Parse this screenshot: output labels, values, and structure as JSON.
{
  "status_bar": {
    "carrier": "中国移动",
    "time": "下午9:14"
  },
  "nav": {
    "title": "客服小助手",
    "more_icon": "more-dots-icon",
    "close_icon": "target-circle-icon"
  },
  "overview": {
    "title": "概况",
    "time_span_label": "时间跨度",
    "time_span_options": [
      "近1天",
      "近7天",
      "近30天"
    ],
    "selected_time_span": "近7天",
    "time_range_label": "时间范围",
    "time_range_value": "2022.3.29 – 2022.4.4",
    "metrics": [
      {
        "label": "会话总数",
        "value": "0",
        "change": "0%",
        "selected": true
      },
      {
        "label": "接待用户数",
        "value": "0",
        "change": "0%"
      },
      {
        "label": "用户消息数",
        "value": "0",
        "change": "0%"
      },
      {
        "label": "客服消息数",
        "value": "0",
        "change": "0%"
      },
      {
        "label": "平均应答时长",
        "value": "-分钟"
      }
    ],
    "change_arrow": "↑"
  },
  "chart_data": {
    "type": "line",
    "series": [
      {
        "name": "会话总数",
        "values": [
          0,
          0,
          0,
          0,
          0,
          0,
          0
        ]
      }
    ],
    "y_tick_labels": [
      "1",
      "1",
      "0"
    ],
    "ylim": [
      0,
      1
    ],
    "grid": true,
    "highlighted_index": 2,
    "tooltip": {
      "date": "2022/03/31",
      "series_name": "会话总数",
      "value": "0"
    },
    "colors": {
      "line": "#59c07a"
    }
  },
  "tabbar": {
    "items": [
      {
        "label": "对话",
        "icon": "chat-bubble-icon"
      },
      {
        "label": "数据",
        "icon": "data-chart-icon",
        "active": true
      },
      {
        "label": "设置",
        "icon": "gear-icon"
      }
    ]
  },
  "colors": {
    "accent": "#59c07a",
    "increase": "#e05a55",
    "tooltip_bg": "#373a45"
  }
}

-------------------------

→ **Given instruction**
Exactly as they are written, print the entries again.

→ **Response to the task**
Parse this screenshot: output labels, values, and structure as JSON.
{
  "status_bar": {
    "carrier": "中国移动",
    "time": "下午9:14"
  },
  "nav": {
    "title": "客服小助手",
    "more_icon": "more-dots-icon",
    "close_icon": "target-circle-icon"
  },
  "overview": {
    "title": "概况",
    "time_span_label": "时间跨度",
    "time_span_options": [
      "近1天",
      "近7天",
      "近30天"
    ],
    "selected_time_span": "近7天",
    "time_range_label": "时间范围",
    "time_range_value": "2022.3.29 – 2022.4.4",
    "metrics": [
      {
        "label": "会话总数",
        "value": "0",
        "change": "0%",
        "selected": true
      },
      {
        "label": "接待用户数",
        "value": "0",
        "change": "0%"
      },
      {
        "label": "用户消息数",
        "value": "0",
        "change": "0%"
      },
      {
        "label": "客服消息数",
        "value": "0",
        "change": "0%"
      },
      {
        "label": "平均应答时长",
        "value": "-分钟"
      }
    ],
    "change_arrow": "↑"
  },
  "chart_data": {
    "type": "line",
    "series": [
      {
        "name": "会话总数",
        "values": [
          0,
          0,
          0,
          0,
          0,
          0,
          0
        ]
      }
    ],
    "y_tick_labels": [
      "1",
      "1",
      "0"
    ],
    "ylim": [
      0,
      1
    ],
    "grid": true,
    "highlighted_index": 2,
    "tooltip": {
      "date": "2022/03/31",
      "series_name": "会话总数",
      "value": "0"
    },
    "colors": {
      "line": "#59c07a"
    }
  },
  "tabbar": {
    "items": [
      {
        "label": "对话",
        "icon": "chat-bubble-icon"
      },
      {
        "label": "数据",
        "icon": "data-chart-icon",
        "active": true
      },
      {
        "label": "设置",
        "icon": "gear-icon"
      }
    ]
  },
  "colors": {
    "accent": "#59c07a",
    "increase": "#e05a55",
    "tooltip_bg": "#373a45"
  }
}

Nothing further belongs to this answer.